DIRECTIONS FOR THIS TASK: Restate the full set of records exactly, word for word.

§

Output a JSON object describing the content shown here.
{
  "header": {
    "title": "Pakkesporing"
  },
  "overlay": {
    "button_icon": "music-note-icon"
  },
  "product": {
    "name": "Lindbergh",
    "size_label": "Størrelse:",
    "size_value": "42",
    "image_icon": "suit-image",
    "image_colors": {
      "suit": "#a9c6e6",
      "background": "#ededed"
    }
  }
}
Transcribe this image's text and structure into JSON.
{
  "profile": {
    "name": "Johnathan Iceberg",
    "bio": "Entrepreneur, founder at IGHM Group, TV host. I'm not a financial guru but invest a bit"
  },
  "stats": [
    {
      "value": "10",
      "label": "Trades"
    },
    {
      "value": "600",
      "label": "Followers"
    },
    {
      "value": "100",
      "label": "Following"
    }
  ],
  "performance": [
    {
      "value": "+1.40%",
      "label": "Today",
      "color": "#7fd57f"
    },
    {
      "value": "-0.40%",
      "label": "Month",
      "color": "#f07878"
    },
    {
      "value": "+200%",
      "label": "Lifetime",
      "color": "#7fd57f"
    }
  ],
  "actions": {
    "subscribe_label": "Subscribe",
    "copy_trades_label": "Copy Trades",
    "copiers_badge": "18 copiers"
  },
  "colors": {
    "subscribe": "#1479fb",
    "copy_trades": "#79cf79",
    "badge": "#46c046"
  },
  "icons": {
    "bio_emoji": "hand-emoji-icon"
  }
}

§

SOLUTION FOR THIS TASK:
Output a JSON object describing the content shown here.
{
  "header": {
    "title": "Pakkesporing"
  },
  "overlay": {
    "button_icon": "music-note-icon"
  },
  "product": {
    "name": "Lindbergh",
    "size_label": "Størrelse:",
    "size_value": "42",
    "image_icon": "suit-image",
    "image_colors": {
      "suit": "#a9c6e6",
      "background": "#ededed"
    }
  }
}
Transcribe this image's text and structure into JSON.
{
  "profile": {
    "name": "Johnathan Iceberg",
    "bio": "Entrepreneur, founder at IGHM Group, TV host. I'm not a financial guru but invest a bit"
  },
  "stats": [
    {
      "value": "10",
      "label": "Trades"
    },
    {
      "value": "600",
      "label": "Followers"
    },
    {
      "value": "100",
      "label": "Following"
    }
  ],
  "performance": [
    {
      "value": "+1.40%",
      "label": "Today",
      "color": "#7fd57f"
    },
    {
      "value": "-0.40%",
      "label": "Month",
      "color": "#f07878"
    },
    {
      "value": "+200%",
      "label": "Lifetime",
      "color": "#7fd57f"
    }
  ],
  "actions": {
    "subscribe_label": "Subscribe",
    "copy_trades_label": "Copy Trades",
    "copiers_badge": "18 copiers"
  },
  "colors": {
    "subscribe": "#1479fb",
    "copy_trades": "#79cf79",
    "badge": "#46c046"
  },
  "icons": {
    "bio_emoji": "hand-emoji-icon"
  }
}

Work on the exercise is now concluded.